Problem to solve:
Collect all lines from the listing that include the string "title".

The input:
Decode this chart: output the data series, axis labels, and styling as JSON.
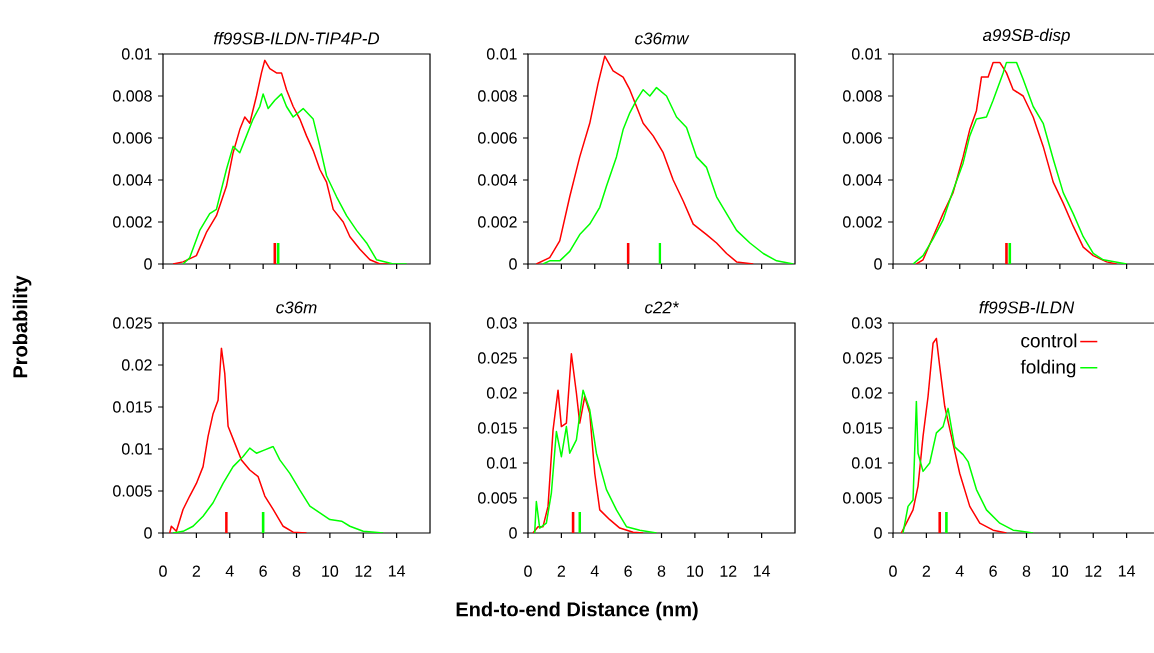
{
  "chart_data": [
    {
      "type": "line",
      "title": "ff99SB-ILDN-TIP4P-D",
      "ylabel": "Probability",
      "xlim": [
        0,
        16
      ],
      "xticks": [
        0,
        2,
        4,
        6,
        8,
        10,
        12,
        14
      ],
      "ylim": [
        0,
        0.01
      ],
      "yticks": [
        0,
        0.002,
        0.004,
        0.006,
        0.008,
        0.01
      ],
      "tick_labels": "y",
      "marker": "none",
      "ref_lines": [
        {
          "axis": "x",
          "value": 6.7,
          "color": "#ff0000"
        },
        {
          "axis": "x",
          "value": 6.9,
          "color": "#00ff00"
        }
      ],
      "series": [
        {
          "color": "#ff0000",
          "x": [
            0.6,
            1.2,
            2.0,
            2.6,
            3.2,
            3.8,
            4.2,
            4.6,
            4.9,
            5.2,
            5.6,
            5.9,
            6.1,
            6.4,
            6.8,
            7.1,
            7.4,
            7.8,
            8.2,
            8.6,
            9.0,
            9.4,
            9.8,
            10.2,
            10.8,
            11.2,
            11.8,
            12.4,
            13.0,
            13.6
          ],
          "values": [
            0,
            0.0001,
            0.0004,
            0.0015,
            0.0023,
            0.0037,
            0.0053,
            0.0064,
            0.007,
            0.0067,
            0.008,
            0.0091,
            0.0097,
            0.0093,
            0.0091,
            0.0091,
            0.0083,
            0.0075,
            0.0069,
            0.0061,
            0.0054,
            0.0045,
            0.0039,
            0.0026,
            0.002,
            0.0013,
            0.0007,
            0.0002,
            0,
            0
          ]
        },
        {
          "color": "#00ff00",
          "x": [
            1.2,
            1.6,
            2.2,
            2.8,
            3.2,
            3.8,
            4.2,
            4.6,
            5.0,
            5.4,
            5.8,
            6.0,
            6.3,
            6.7,
            7.1,
            7.4,
            7.8,
            8.4,
            9.0,
            9.4,
            9.8,
            10.4,
            11.0,
            11.6,
            12.2,
            12.8,
            13.8,
            14.6
          ],
          "values": [
            0,
            0.0003,
            0.0016,
            0.0024,
            0.0026,
            0.0045,
            0.0056,
            0.0053,
            0.0061,
            0.0069,
            0.0075,
            0.0081,
            0.0074,
            0.0078,
            0.0081,
            0.0075,
            0.007,
            0.0074,
            0.0069,
            0.0056,
            0.0042,
            0.0032,
            0.0023,
            0.0016,
            0.001,
            0.0002,
            0,
            0
          ]
        }
      ]
    },
    {
      "type": "line",
      "title": "c36mw",
      "xlim": [
        0,
        16
      ],
      "xticks": [
        0,
        2,
        4,
        6,
        8,
        10,
        12,
        14
      ],
      "ylim": [
        0,
        0.01
      ],
      "yticks": [
        0,
        0.002,
        0.004,
        0.006,
        0.008,
        0.01
      ],
      "tick_labels": "y",
      "marker": "none",
      "ref_lines": [
        {
          "axis": "x",
          "value": 6.0,
          "color": "#ff0000"
        },
        {
          "axis": "x",
          "value": 7.9,
          "color": "#00ff00"
        }
      ],
      "series": [
        {
          "color": "#ff0000",
          "x": [
            0.5,
            1.3,
            1.9,
            2.5,
            3.1,
            3.7,
            4.2,
            4.6,
            5.1,
            5.7,
            6.1,
            6.5,
            6.9,
            7.5,
            8.1,
            8.7,
            9.3,
            9.9,
            10.7,
            11.3,
            11.9,
            12.5,
            13.5
          ],
          "values": [
            0,
            0.0003,
            0.0011,
            0.0032,
            0.0051,
            0.0067,
            0.0086,
            0.0099,
            0.0092,
            0.0089,
            0.0083,
            0.0075,
            0.0067,
            0.0061,
            0.0053,
            0.004,
            0.003,
            0.0019,
            0.0014,
            0.001,
            0.0005,
            0.0001,
            0
          ]
        },
        {
          "color": "#00ff00",
          "x": [
            0.9,
            1.3,
            1.9,
            2.5,
            3.1,
            3.7,
            4.3,
            4.7,
            5.3,
            5.7,
            6.1,
            6.5,
            6.9,
            7.3,
            7.7,
            8.3,
            8.9,
            9.5,
            10.1,
            10.7,
            11.3,
            11.9,
            12.5,
            13.3,
            14.1,
            14.9,
            15.9
          ],
          "values": [
            0,
            0.00015,
            0.00015,
            0.0006,
            0.0014,
            0.0019,
            0.0027,
            0.0037,
            0.0051,
            0.0064,
            0.0072,
            0.0078,
            0.0083,
            0.008,
            0.0084,
            0.008,
            0.007,
            0.0065,
            0.0051,
            0.0046,
            0.0032,
            0.0024,
            0.0016,
            0.001,
            0.0005,
            0.00015,
            0
          ]
        }
      ]
    },
    {
      "type": "line",
      "title": "a99SB-disp",
      "xlim": [
        0,
        16
      ],
      "xticks": [
        0,
        2,
        4,
        6,
        8,
        10,
        12,
        14
      ],
      "ylim": [
        0,
        0.01
      ],
      "yticks": [
        0,
        0.002,
        0.004,
        0.006,
        0.008,
        0.01
      ],
      "tick_labels": "y",
      "marker": "none",
      "ref_lines": [
        {
          "axis": "x",
          "value": 6.8,
          "color": "#ff0000"
        },
        {
          "axis": "x",
          "value": 7.0,
          "color": "#00ff00"
        }
      ],
      "series": [
        {
          "color": "#ff0000",
          "x": [
            1.4,
            1.8,
            2.4,
            3.0,
            3.6,
            4.2,
            4.6,
            5.0,
            5.3,
            5.7,
            6.0,
            6.4,
            6.8,
            7.2,
            7.8,
            8.4,
            9.0,
            9.6,
            10.2,
            10.8,
            11.4,
            12.0,
            12.8,
            13.4
          ],
          "values": [
            0,
            0.0002,
            0.0013,
            0.0024,
            0.0034,
            0.0051,
            0.0064,
            0.0073,
            0.0089,
            0.0089,
            0.0096,
            0.0096,
            0.0091,
            0.0083,
            0.008,
            0.007,
            0.0056,
            0.0039,
            0.0029,
            0.0018,
            0.0008,
            0.0004,
            0.0001,
            0
          ]
        },
        {
          "color": "#00ff00",
          "x": [
            1.2,
            1.8,
            2.4,
            3.0,
            3.6,
            4.2,
            4.6,
            5.0,
            5.6,
            6.0,
            6.6,
            6.8,
            7.4,
            7.8,
            8.4,
            9.0,
            9.6,
            10.2,
            10.8,
            11.4,
            12.0,
            12.6,
            14.0
          ],
          "values": [
            0,
            0.0004,
            0.0012,
            0.0021,
            0.0035,
            0.0048,
            0.0061,
            0.0069,
            0.007,
            0.0078,
            0.0091,
            0.0096,
            0.0096,
            0.0088,
            0.0075,
            0.0067,
            0.005,
            0.0034,
            0.0024,
            0.0013,
            0.0005,
            0.0002,
            0
          ]
        }
      ]
    },
    {
      "type": "line",
      "title": "c36m",
      "xlim": [
        0,
        16
      ],
      "xticks": [
        0,
        2,
        4,
        6,
        8,
        10,
        12,
        14
      ],
      "ylim": [
        0,
        0.025
      ],
      "yticks": [
        0,
        0.005,
        0.01,
        0.015,
        0.02,
        0.025
      ],
      "marker": "none",
      "ref_lines": [
        {
          "axis": "x",
          "value": 3.8,
          "color": "#ff0000"
        },
        {
          "axis": "x",
          "value": 6.0,
          "color": "#00ff00"
        }
      ],
      "series": [
        {
          "color": "#ff0000",
          "x": [
            0.4,
            0.5,
            0.8,
            1.2,
            1.6,
            2.0,
            2.4,
            2.7,
            3.0,
            3.3,
            3.5,
            3.7,
            3.9,
            4.3,
            4.7,
            5.2,
            5.7,
            6.1,
            6.6,
            7.2,
            7.8,
            8.6
          ],
          "values": [
            0,
            0.0008,
            0.0002,
            0.0028,
            0.0044,
            0.0059,
            0.0079,
            0.0115,
            0.0142,
            0.0158,
            0.022,
            0.019,
            0.0127,
            0.0107,
            0.0087,
            0.0075,
            0.0067,
            0.0044,
            0.0028,
            0.0008,
            0.0001,
            0
          ]
        },
        {
          "color": "#00ff00",
          "x": [
            0.6,
            1.2,
            1.8,
            2.4,
            3.0,
            3.6,
            4.2,
            4.8,
            5.2,
            5.6,
            6.1,
            6.6,
            7.0,
            7.6,
            8.2,
            8.8,
            9.4,
            10.0,
            10.7,
            11.2,
            12.0,
            13.2
          ],
          "values": [
            0,
            0.0002,
            0.0008,
            0.002,
            0.0036,
            0.0059,
            0.0079,
            0.0091,
            0.0101,
            0.0095,
            0.0099,
            0.0103,
            0.0087,
            0.0071,
            0.0051,
            0.0032,
            0.0024,
            0.0016,
            0.0014,
            0.0008,
            0.0002,
            0
          ]
        }
      ]
    },
    {
      "type": "line",
      "title": "c22*",
      "xlabel": "End-to-end Distance (nm)",
      "xlim": [
        0,
        16
      ],
      "xticks": [
        0,
        2,
        4,
        6,
        8,
        10,
        12,
        14
      ],
      "ylim": [
        0,
        0.03
      ],
      "yticks": [
        0,
        0.005,
        0.01,
        0.015,
        0.02,
        0.025,
        0.03
      ],
      "marker": "none",
      "ref_lines": [
        {
          "axis": "x",
          "value": 2.7,
          "color": "#ff0000"
        },
        {
          "axis": "x",
          "value": 3.1,
          "color": "#00ff00"
        }
      ],
      "series": [
        {
          "color": "#ff0000",
          "x": [
            0.3,
            0.6,
            0.9,
            1.2,
            1.5,
            1.8,
            2.0,
            2.3,
            2.6,
            2.9,
            3.1,
            3.4,
            3.7,
            4.0,
            4.3,
            4.9,
            5.5,
            6.3,
            6.9
          ],
          "values": [
            0,
            0.0009,
            0.0009,
            0.0038,
            0.0147,
            0.0204,
            0.0152,
            0.0157,
            0.0256,
            0.02,
            0.0157,
            0.0195,
            0.0171,
            0.0085,
            0.0033,
            0.0019,
            0.0007,
            0.0001,
            0
          ]
        },
        {
          "color": "#00ff00",
          "x": [
            0.4,
            0.5,
            0.7,
            1.1,
            1.4,
            1.7,
            2.0,
            2.3,
            2.5,
            2.9,
            3.3,
            3.7,
            4.1,
            4.7,
            5.3,
            5.9,
            6.7,
            7.7
          ],
          "values": [
            0,
            0.0045,
            0.0007,
            0.0014,
            0.0057,
            0.0145,
            0.0109,
            0.0152,
            0.0114,
            0.0133,
            0.0204,
            0.0176,
            0.0114,
            0.0062,
            0.0033,
            0.0009,
            0.0004,
            0
          ]
        }
      ]
    },
    {
      "type": "line",
      "title": "ff99SB-ILDN",
      "xlim": [
        0,
        16
      ],
      "xticks": [
        0,
        2,
        4,
        6,
        8,
        10,
        12,
        14
      ],
      "ylim": [
        0,
        0.03
      ],
      "yticks": [
        0,
        0.005,
        0.01,
        0.015,
        0.02,
        0.025,
        0.03
      ],
      "marker": "none",
      "legend": "top right",
      "ref_lines": [
        {
          "axis": "x",
          "value": 2.8,
          "color": "#ff0000"
        },
        {
          "axis": "x",
          "value": 3.2,
          "color": "#00ff00"
        }
      ],
      "series": [
        {
          "name": "control",
          "color": "#ff0000",
          "x": [
            0.5,
            0.8,
            1.2,
            1.5,
            1.8,
            2.1,
            2.4,
            2.6,
            2.8,
            3.1,
            3.5,
            4.0,
            4.6,
            5.2,
            6.0,
            6.8
          ],
          "values": [
            0,
            0.0014,
            0.0033,
            0.0067,
            0.0138,
            0.0195,
            0.0271,
            0.0278,
            0.0238,
            0.0181,
            0.0138,
            0.0085,
            0.0038,
            0.0014,
            0.0004,
            0
          ]
        },
        {
          "name": "folding",
          "color": "#00ff00",
          "x": [
            0.6,
            0.9,
            1.2,
            1.4,
            1.5,
            1.8,
            2.2,
            2.6,
            3.0,
            3.3,
            3.7,
            4.2,
            4.5,
            5.0,
            5.6,
            6.4,
            7.2,
            8.4
          ],
          "values": [
            0,
            0.0038,
            0.0047,
            0.0188,
            0.0114,
            0.0088,
            0.01,
            0.0143,
            0.0152,
            0.0178,
            0.0123,
            0.0112,
            0.0102,
            0.0062,
            0.0033,
            0.0014,
            0.0004,
            0
          ]
        }
      ]
    }
  ]
}
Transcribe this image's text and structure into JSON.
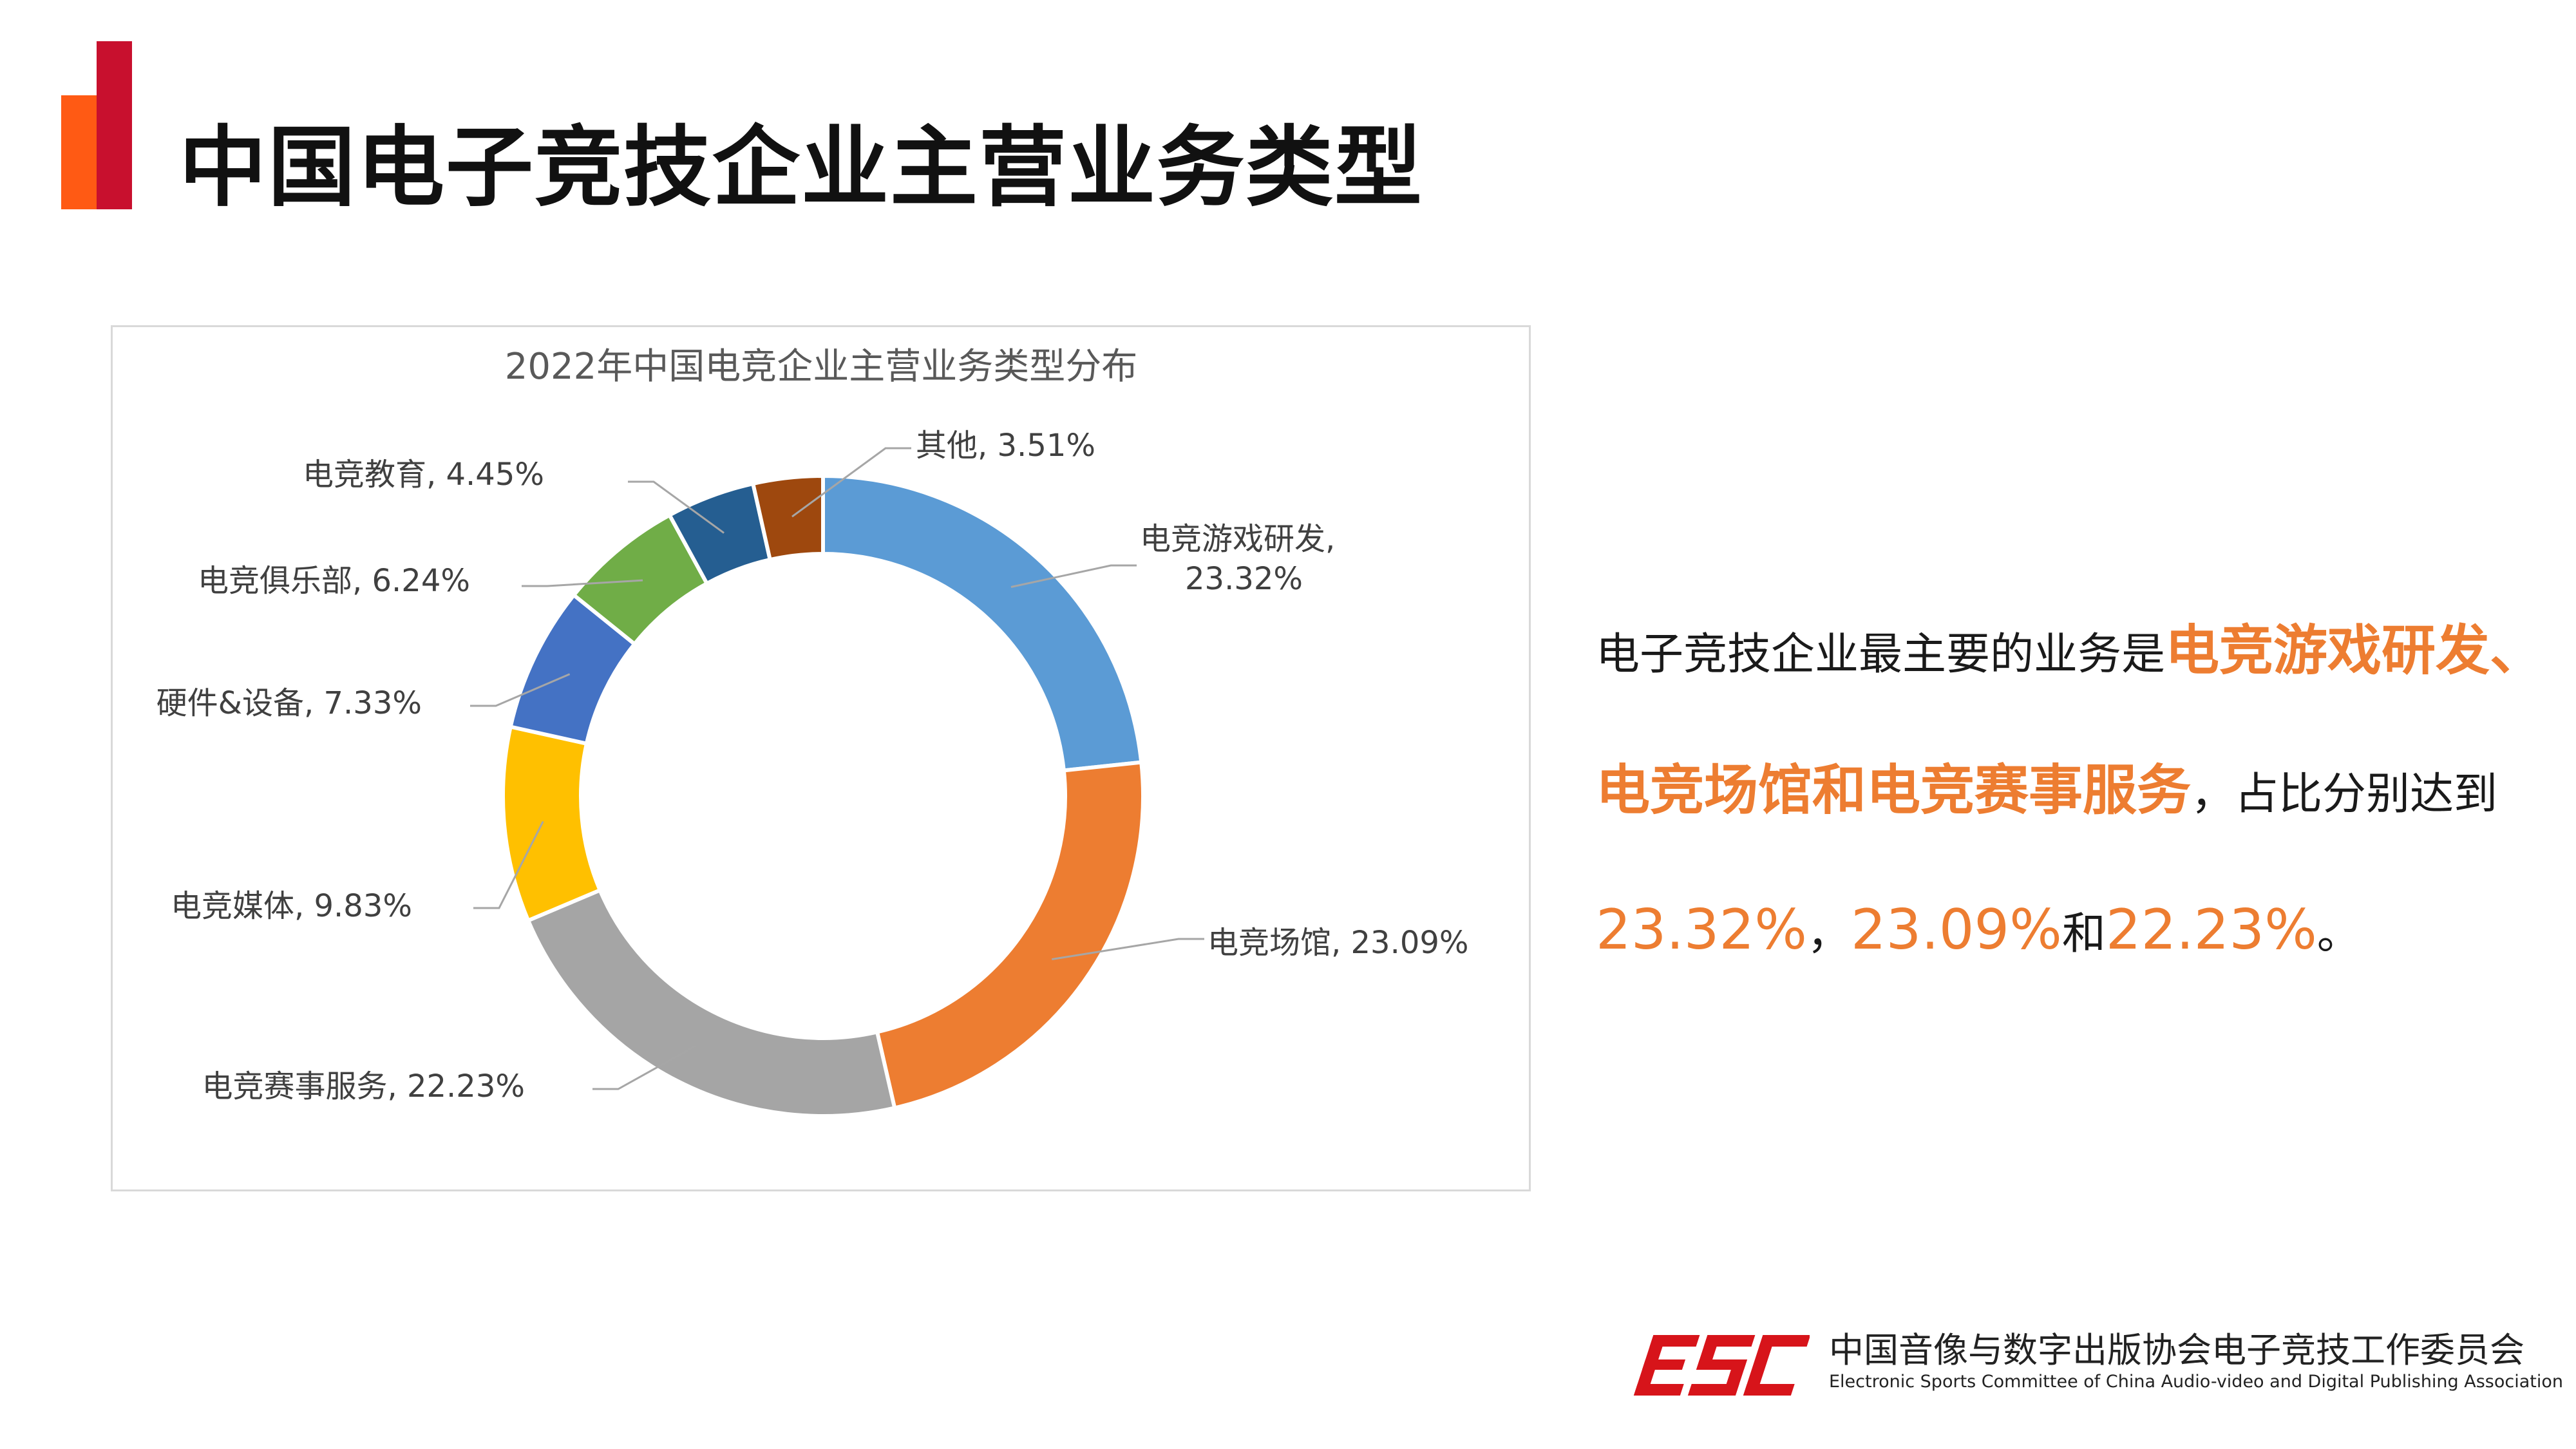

Result below:
      "title": "ff99SB-ILDN-TIP4P-D",
      "title": "c36mw",
      "title": "a99SB-disp",
      "title": "c36m",
      "title": "c22*",
      "title": "ff99SB-ILDN",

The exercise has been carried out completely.